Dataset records
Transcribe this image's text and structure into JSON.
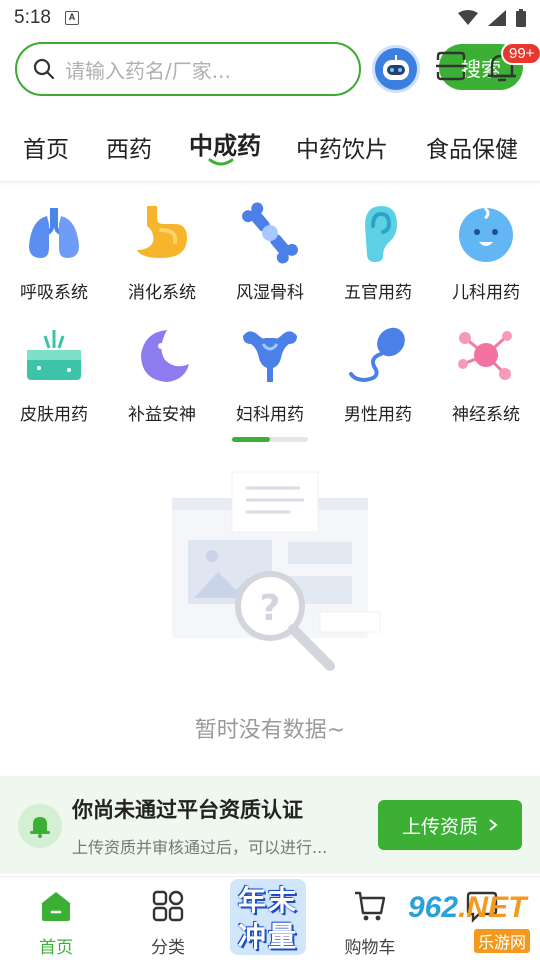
{
  "status_bar": {
    "time": "5:18",
    "notif_badge": "A"
  },
  "search": {
    "placeholder": "请输入药名/厂家...",
    "button": "搜索"
  },
  "header": {
    "message_badge": "99+"
  },
  "tabs": [
    {
      "label": "首页"
    },
    {
      "label": "西药"
    },
    {
      "label": "中成药",
      "active": true
    },
    {
      "label": "中药饮片"
    },
    {
      "label": "食品保健"
    }
  ],
  "categories": [
    {
      "label": "呼吸系统",
      "icon": "lungs-icon"
    },
    {
      "label": "消化系统",
      "icon": "stomach-icon"
    },
    {
      "label": "风湿骨科",
      "icon": "bone-joint-icon"
    },
    {
      "label": "五官用药",
      "icon": "ear-icon"
    },
    {
      "label": "儿科用药",
      "icon": "baby-face-icon"
    },
    {
      "label": "皮肤用药",
      "icon": "skin-icon"
    },
    {
      "label": "补益安神",
      "icon": "moon-icon"
    },
    {
      "label": "妇科用药",
      "icon": "uterus-icon"
    },
    {
      "label": "男性用药",
      "icon": "sperm-icon"
    },
    {
      "label": "神经系统",
      "icon": "neuron-icon"
    }
  ],
  "category_pager": {
    "page": 1,
    "total": 2
  },
  "empty_state": {
    "text": "暂时没有数据~"
  },
  "certification": {
    "title": "你尚未通过平台资质认证",
    "subtitle": "上传资质并审核通过后，可以进行...",
    "button": "上传资质"
  },
  "bottom_nav": [
    {
      "label": "首页",
      "icon": "home-icon",
      "active": true
    },
    {
      "label": "分类",
      "icon": "category-grid-icon"
    },
    {
      "label": "年末冲量",
      "icon": "promo-banner-icon"
    },
    {
      "label": "购物车",
      "icon": "cart-icon"
    },
    {
      "label": "",
      "icon": "chat-icon"
    }
  ],
  "promo": {
    "line1": "年末",
    "line2": "冲量"
  },
  "watermark": {
    "text_a": "962",
    "text_b": ".NET",
    "text_c": "乐游网"
  },
  "colors": {
    "accent": "#3cb034",
    "badge": "#e8372c",
    "promo_blue": "#1b4fc4"
  }
}
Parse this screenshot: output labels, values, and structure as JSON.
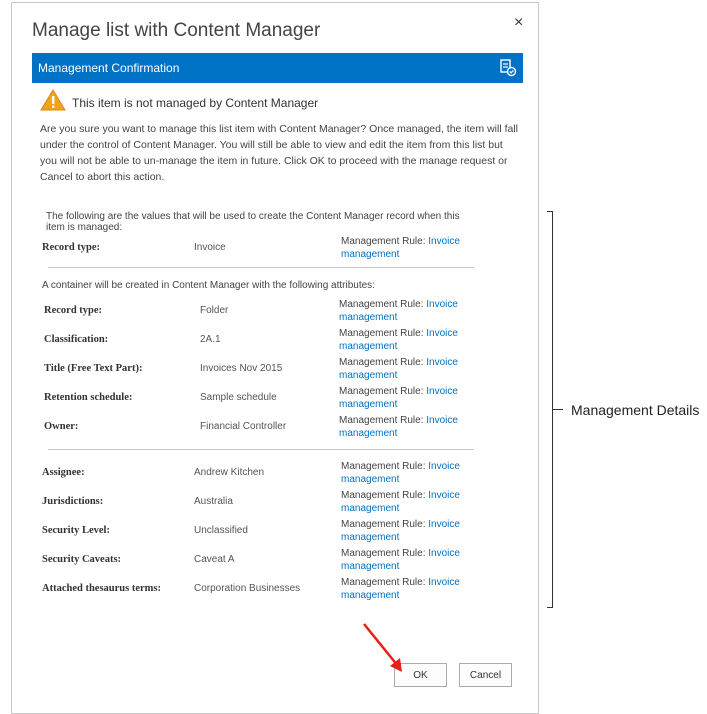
{
  "dialog": {
    "title": "Manage list with Content Manager",
    "close_label": "×"
  },
  "banner": {
    "title": "Management Confirmation",
    "icon": "records-icon",
    "color": "#0072c6"
  },
  "warning": {
    "icon": "warning-icon",
    "text": "This item is not managed by Content Manager",
    "color": "#f4a21d"
  },
  "message": "Are you sure you want to manage this list item with Content Manager? Once managed, the item will fall under the control of Content Manager. You will still be able to view and edit the item from this list but you will not be able to un-manage the item in future. Click OK to proceed with the manage request or Cancel to abort this action.",
  "record_section": {
    "intro": "The following are the values that will be used to create the Content Manager record when this item is managed:",
    "rows": [
      {
        "label": "Record type:",
        "value": "Invoice",
        "rule_prefix": "Management Rule:",
        "rule_link": "Invoice management"
      }
    ]
  },
  "container_section": {
    "intro": "A container will be created in Content Manager with the following attributes:",
    "rows": [
      {
        "label": "Record type:",
        "value": "Folder",
        "rule_prefix": "Management Rule:",
        "rule_link": "Invoice management"
      },
      {
        "label": "Classification:",
        "value": "2A.1",
        "rule_prefix": "Management Rule:",
        "rule_link": "Invoice management"
      },
      {
        "label": "Title (Free Text Part):",
        "value": "Invoices Nov 2015",
        "rule_prefix": "Management Rule:",
        "rule_link": "Invoice management"
      },
      {
        "label": "Retention schedule:",
        "value": "Sample schedule",
        "rule_prefix": "Management Rule:",
        "rule_link": "Invoice management"
      },
      {
        "label": "Owner:",
        "value": "Financial Controller",
        "rule_prefix": "Management Rule:",
        "rule_link": "Invoice management"
      }
    ]
  },
  "other_section": {
    "rows": [
      {
        "label": "Assignee:",
        "value": "Andrew Kitchen",
        "rule_prefix": "Management Rule:",
        "rule_link": "Invoice management"
      },
      {
        "label": "Jurisdictions:",
        "value": "Australia",
        "rule_prefix": "Management Rule:",
        "rule_link": "Invoice management"
      },
      {
        "label": "Security Level:",
        "value": "Unclassified",
        "rule_prefix": "Management Rule:",
        "rule_link": "Invoice management"
      },
      {
        "label": "Security Caveats:",
        "value": "Caveat A",
        "rule_prefix": "Management Rule:",
        "rule_link": "Invoice management"
      },
      {
        "label": "Attached thesaurus terms:",
        "value": "Corporation Businesses",
        "rule_prefix": "Management Rule:",
        "rule_link": "Invoice management"
      }
    ]
  },
  "buttons": {
    "ok": "OK",
    "cancel": "Cancel"
  },
  "annotation": {
    "callout": "Management Details",
    "arrow_color": "#e8201a"
  }
}
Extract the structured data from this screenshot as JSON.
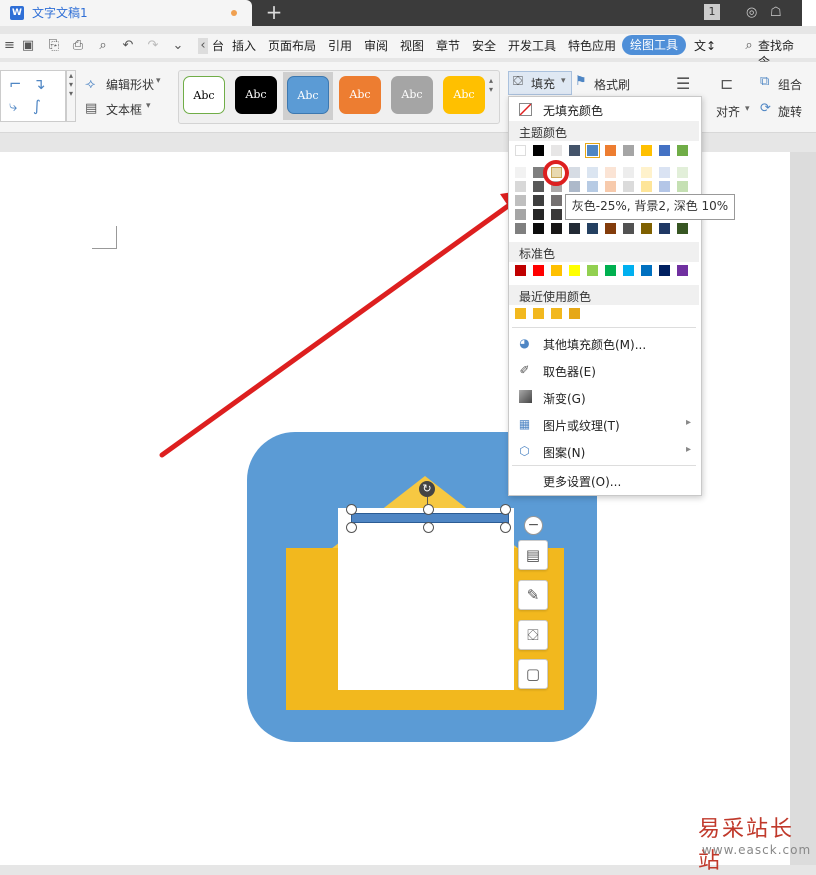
{
  "tabbar": {
    "doc_title": "文字文稿1",
    "plus": "+",
    "page_count": "1"
  },
  "menu": {
    "items": [
      "台",
      "插入",
      "页面布局",
      "引用",
      "审阅",
      "视图",
      "章节",
      "安全",
      "开发工具",
      "特色应用"
    ],
    "active": "绘图工具",
    "trailing": "文↕",
    "search": "查找命令..."
  },
  "ribbon": {
    "edit_shape": "编辑形状",
    "text_box": "文本框",
    "style_label": "Abc",
    "fill": "填充",
    "format_painter": "格式刷",
    "align": "对齐",
    "group": "组合",
    "rotate": "旋转"
  },
  "dropdown": {
    "no_fill": "无填充颜色",
    "theme_colors": "主题颜色",
    "standard_colors": "标准色",
    "recent_colors": "最近使用颜色",
    "more_fill": "其他填充颜色(M)...",
    "eyedropper": "取色器(E)",
    "gradient": "渐变(G)",
    "picture_texture": "图片或纹理(T)",
    "pattern": "图案(N)",
    "more_settings": "更多设置(O)..."
  },
  "theme_top_row": [
    "#ffffff",
    "#000000",
    "#e7e6e6",
    "#44546a",
    "#4f86c4",
    "#ed7d31",
    "#a5a5a5",
    "#ffc000",
    "#4472c4",
    "#70ad47"
  ],
  "theme_shades": [
    [
      "#f2f2f2",
      "#7f7f7f",
      "#d0cece",
      "#d6dce4",
      "#dbe5f1",
      "#fbe4d5",
      "#ededed",
      "#fff2cc",
      "#dae3f3",
      "#e2efd9"
    ],
    [
      "#d8d8d8",
      "#595959",
      "#aeaaaa",
      "#adb9ca",
      "#b7cbe4",
      "#f7caac",
      "#dbdbdb",
      "#fee599",
      "#b4c6e7",
      "#c5e0b3"
    ],
    [
      "#bfbfbf",
      "#3f3f3f",
      "#757171",
      "#8496b0",
      "#95b3d7",
      "#f4b183",
      "#c9c9c9",
      "#ffd966",
      "#8eaadb",
      "#a8d08d"
    ],
    [
      "#a5a5a5",
      "#262626",
      "#3a3838",
      "#323f4f",
      "#366092",
      "#c55a11",
      "#7b7b7b",
      "#bf8f00",
      "#2f5496",
      "#538135"
    ],
    [
      "#7f7f7f",
      "#0c0c0c",
      "#171616",
      "#222a35",
      "#244061",
      "#833c0b",
      "#525252",
      "#7f6000",
      "#1f3864",
      "#375623"
    ]
  ],
  "standard_row": [
    "#c00000",
    "#ff0000",
    "#ffc000",
    "#ffff00",
    "#92d050",
    "#00b050",
    "#00b0f0",
    "#0070c0",
    "#002060",
    "#7030a0"
  ],
  "recent_row": [
    "#f2b81e",
    "#f2b81e",
    "#f2b81e",
    "#e6a817"
  ],
  "tooltip": "灰色-25%, 背景2, 深色 10%",
  "watermark": {
    "cn": "易采站长站",
    "url": "www.easck.com"
  }
}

* [Brief]: Copy out all lines that carry the word "from".

* [Task response]:
  "message": "Are you sure you want to manage this list item with Content Manager? Once managed, the item will fall under the control of Content Manager. You will still be able to view and edit the item from this list but you will not be able to un-manage the item in future. Click OK to proceed with the manage request or Cancel to abort this action.",
Extract the structured data from this screenshot as JSON.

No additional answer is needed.